**Items**
==================================================
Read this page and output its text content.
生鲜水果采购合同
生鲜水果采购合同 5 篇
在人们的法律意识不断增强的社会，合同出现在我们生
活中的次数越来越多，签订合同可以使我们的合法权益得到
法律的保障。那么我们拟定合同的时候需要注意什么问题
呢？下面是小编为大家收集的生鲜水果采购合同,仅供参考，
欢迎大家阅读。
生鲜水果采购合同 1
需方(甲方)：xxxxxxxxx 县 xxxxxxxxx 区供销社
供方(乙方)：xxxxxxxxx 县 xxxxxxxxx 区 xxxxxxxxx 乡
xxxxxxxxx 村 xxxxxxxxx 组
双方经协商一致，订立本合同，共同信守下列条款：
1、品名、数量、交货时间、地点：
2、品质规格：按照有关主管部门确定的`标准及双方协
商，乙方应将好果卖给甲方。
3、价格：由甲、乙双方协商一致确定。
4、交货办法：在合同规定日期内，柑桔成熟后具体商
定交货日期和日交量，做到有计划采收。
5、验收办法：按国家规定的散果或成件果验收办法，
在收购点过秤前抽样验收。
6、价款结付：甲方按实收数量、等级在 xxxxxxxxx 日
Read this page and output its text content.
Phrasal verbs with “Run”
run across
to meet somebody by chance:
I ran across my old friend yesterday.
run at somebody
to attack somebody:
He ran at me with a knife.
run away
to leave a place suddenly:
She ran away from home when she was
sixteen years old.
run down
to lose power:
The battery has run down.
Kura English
==================================================
**Exercise objective**
Transcribe all lines as written.

**Final answer**
Read this page and output its text content.
生鲜水果采购合同
生鲜水果采购合同 5 篇
在人们的法律意识不断增强的社会，合同出现在我们生
活中的次数越来越多，签订合同可以使我们的合法权益得到
法律的保障。那么我们拟定合同的时候需要注意什么问题
呢？下面是小编为大家收集的生鲜水果采购合同,仅供参考，
欢迎大家阅读。
生鲜水果采购合同 1
需方(甲方)：xxxxxxxxx 县 xxxxxxxxx 区供销社
供方(乙方)：xxxxxxxxx 县 xxxxxxxxx 区 xxxxxxxxx 乡
xxxxxxxxx 村 xxxxxxxxx 组
双方经协商一致，订立本合同，共同信守下列条款：
1、品名、数量、交货时间、地点：
2、品质规格：按照有关主管部门确定的`标准及双方协
商，乙方应将好果卖给甲方。
3、价格：由甲、乙双方协商一致确定。
4、交货办法：在合同规定日期内，柑桔成熟后具体商
定交货日期和日交量，做到有计划采收。
5、验收办法：按国家规定的散果或成件果验收办法，
在收购点过秤前抽样验收。
6、价款结付：甲方按实收数量、等级在 xxxxxxxxx 日
Read this page and output its text content.
Phrasal verbs with “Run”
run across
to meet somebody by chance:
I ran across my old friend yesterday.
run at somebody
to attack somebody:
He ran at me with a knife.
run away
to leave a place suddenly:
She ran away from home when she was
sixteen years old.
run down
to lose power:
The battery has run down.
Kura English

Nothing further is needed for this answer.